[Schriftliche Aufgabe] Schreiben Sie die Zeilen vom Anfang der unten folgenden Zeilen bis hinunter zu der Zeile, die „101, 190, 105]“ enthält, einschließlich beider Enden unverändert ab.
■ ■ ■ ■ ■ ■ ■
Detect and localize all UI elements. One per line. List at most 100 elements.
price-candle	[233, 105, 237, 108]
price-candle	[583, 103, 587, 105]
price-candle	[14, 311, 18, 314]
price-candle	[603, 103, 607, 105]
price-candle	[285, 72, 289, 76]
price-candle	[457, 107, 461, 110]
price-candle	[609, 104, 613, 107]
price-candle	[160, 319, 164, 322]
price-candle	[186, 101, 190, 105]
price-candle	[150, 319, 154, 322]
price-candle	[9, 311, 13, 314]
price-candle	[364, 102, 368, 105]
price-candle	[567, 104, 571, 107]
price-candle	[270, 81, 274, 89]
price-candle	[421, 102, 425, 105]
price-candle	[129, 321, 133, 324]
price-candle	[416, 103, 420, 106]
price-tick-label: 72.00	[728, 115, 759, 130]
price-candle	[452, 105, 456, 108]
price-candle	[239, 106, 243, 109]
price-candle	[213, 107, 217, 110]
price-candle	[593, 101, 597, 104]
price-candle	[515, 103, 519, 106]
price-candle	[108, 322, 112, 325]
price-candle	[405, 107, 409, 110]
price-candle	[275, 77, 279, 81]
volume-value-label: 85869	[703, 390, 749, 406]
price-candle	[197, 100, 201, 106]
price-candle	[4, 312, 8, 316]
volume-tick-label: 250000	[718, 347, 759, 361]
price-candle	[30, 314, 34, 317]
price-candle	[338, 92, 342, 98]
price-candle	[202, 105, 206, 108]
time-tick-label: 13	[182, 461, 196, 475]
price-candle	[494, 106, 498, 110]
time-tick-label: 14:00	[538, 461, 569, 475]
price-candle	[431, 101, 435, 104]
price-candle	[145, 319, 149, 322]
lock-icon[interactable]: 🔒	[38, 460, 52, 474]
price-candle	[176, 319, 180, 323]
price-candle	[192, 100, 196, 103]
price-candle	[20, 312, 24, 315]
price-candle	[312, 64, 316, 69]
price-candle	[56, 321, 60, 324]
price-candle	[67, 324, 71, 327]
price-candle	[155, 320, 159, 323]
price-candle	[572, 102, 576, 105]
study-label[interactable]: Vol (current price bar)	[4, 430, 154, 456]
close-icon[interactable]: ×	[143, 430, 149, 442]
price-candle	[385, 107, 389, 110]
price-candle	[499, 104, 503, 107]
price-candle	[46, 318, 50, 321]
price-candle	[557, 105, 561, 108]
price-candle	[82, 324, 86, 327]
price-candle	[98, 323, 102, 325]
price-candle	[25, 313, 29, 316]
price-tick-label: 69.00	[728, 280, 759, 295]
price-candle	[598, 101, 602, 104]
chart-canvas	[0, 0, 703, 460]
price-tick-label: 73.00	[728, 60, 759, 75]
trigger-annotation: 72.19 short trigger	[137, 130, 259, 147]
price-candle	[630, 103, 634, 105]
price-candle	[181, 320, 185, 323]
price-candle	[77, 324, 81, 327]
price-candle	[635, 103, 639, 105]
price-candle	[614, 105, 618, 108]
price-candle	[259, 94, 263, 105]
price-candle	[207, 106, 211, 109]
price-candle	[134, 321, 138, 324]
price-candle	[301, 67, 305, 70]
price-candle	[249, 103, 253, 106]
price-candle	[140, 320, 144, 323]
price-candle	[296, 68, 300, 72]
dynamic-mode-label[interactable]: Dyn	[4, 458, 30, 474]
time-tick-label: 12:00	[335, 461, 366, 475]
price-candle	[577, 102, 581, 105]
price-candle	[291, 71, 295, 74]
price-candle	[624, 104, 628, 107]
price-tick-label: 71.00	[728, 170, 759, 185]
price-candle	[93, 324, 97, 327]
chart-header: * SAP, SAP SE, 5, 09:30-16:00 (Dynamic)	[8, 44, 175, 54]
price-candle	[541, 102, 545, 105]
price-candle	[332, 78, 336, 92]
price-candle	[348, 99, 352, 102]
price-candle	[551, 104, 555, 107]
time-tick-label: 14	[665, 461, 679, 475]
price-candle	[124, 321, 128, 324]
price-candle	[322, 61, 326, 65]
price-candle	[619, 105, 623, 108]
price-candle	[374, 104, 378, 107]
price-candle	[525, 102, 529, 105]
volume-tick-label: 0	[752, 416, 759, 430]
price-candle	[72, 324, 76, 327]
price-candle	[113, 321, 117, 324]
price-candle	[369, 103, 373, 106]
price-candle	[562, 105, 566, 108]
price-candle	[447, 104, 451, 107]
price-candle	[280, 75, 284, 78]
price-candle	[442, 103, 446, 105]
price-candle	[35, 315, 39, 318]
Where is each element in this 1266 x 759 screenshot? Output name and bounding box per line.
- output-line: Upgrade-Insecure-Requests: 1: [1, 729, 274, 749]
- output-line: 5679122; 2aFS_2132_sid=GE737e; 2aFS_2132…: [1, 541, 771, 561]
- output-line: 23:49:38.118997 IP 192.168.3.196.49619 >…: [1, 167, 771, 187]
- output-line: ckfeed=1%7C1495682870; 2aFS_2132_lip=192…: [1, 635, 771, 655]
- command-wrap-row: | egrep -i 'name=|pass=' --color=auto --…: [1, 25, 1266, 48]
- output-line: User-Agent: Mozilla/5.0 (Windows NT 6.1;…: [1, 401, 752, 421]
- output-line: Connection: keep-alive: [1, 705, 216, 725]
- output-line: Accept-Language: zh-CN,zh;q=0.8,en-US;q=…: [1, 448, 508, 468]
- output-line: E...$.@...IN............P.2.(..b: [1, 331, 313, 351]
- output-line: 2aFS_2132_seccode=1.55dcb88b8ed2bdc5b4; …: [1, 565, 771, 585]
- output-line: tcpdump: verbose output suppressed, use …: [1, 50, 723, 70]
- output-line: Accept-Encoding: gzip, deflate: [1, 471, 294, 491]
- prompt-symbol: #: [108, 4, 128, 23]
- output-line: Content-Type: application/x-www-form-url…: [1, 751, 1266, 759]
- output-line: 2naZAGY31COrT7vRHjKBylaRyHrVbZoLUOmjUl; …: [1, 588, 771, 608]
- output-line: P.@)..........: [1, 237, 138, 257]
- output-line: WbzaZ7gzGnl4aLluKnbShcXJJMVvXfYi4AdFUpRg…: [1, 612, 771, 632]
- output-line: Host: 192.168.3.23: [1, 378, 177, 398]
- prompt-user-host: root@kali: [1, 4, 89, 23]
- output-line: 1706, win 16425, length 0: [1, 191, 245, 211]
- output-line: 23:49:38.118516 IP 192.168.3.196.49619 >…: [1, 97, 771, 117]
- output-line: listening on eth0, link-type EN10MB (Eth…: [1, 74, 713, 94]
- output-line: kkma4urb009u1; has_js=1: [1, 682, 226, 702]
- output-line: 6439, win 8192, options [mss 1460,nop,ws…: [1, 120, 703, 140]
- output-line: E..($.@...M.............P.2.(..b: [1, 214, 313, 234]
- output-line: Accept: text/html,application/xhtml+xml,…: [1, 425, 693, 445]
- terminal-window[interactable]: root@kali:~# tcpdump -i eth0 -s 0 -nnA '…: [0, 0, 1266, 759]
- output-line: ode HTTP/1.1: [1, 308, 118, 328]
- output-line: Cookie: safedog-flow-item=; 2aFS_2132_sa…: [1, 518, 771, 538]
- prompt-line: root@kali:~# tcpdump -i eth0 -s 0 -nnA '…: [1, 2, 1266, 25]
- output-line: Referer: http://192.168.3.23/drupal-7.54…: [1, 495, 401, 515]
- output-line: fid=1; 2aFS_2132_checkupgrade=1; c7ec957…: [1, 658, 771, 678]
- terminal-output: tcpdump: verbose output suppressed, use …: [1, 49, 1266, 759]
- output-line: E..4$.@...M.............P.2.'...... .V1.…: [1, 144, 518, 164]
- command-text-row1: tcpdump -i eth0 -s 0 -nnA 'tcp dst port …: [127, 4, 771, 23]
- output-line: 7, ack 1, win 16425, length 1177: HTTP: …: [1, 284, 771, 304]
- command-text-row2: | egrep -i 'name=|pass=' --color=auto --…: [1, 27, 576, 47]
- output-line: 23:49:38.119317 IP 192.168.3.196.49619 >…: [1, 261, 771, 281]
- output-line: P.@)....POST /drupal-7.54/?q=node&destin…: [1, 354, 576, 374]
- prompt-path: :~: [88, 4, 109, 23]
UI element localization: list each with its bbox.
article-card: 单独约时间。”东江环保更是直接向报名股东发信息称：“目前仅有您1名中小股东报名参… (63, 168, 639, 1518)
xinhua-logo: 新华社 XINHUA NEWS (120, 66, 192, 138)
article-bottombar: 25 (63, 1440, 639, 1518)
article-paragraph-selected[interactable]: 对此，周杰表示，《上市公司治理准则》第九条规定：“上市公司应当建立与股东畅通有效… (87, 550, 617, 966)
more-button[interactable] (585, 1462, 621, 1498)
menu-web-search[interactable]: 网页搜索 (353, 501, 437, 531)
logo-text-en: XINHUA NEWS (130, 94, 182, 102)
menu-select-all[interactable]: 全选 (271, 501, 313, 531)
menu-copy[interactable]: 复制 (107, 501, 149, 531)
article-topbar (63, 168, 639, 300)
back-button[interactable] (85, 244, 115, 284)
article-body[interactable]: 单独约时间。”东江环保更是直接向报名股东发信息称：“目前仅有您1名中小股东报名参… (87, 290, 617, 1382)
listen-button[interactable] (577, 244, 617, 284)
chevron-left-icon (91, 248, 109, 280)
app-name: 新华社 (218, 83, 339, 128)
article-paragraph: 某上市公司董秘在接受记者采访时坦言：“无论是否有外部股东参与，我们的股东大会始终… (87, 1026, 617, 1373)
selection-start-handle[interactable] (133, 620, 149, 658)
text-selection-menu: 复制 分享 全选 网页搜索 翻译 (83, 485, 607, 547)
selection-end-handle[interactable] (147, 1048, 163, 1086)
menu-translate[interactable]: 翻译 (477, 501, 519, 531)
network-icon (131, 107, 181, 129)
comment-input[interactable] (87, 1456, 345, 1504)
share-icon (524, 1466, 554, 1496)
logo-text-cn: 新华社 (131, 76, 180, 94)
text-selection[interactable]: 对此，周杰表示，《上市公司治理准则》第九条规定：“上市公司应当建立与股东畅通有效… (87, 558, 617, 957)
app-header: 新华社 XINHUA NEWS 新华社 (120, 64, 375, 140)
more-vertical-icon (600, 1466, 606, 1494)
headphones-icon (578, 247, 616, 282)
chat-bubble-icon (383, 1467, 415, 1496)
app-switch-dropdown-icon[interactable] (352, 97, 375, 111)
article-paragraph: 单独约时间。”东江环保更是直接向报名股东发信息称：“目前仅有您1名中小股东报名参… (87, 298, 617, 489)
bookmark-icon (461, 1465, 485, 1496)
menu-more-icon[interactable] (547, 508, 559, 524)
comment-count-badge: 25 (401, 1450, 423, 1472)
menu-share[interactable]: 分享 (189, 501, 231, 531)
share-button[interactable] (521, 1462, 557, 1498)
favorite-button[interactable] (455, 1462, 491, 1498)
■ ■ ■ ■ ■ ■ ■
[Antwort zur Aufgabe]
Detect and localize all UI elements. One per line. List at most 100 elements.
price-candle	[233, 105, 237, 108]
price-candle	[583, 103, 587, 105]
price-candle	[14, 311, 18, 314]
price-candle	[603, 103, 607, 105]
price-candle	[285, 72, 289, 76]
price-candle	[457, 107, 461, 110]
price-candle	[609, 104, 613, 107]
price-candle	[160, 319, 164, 322]
price-candle	[186, 101, 190, 105]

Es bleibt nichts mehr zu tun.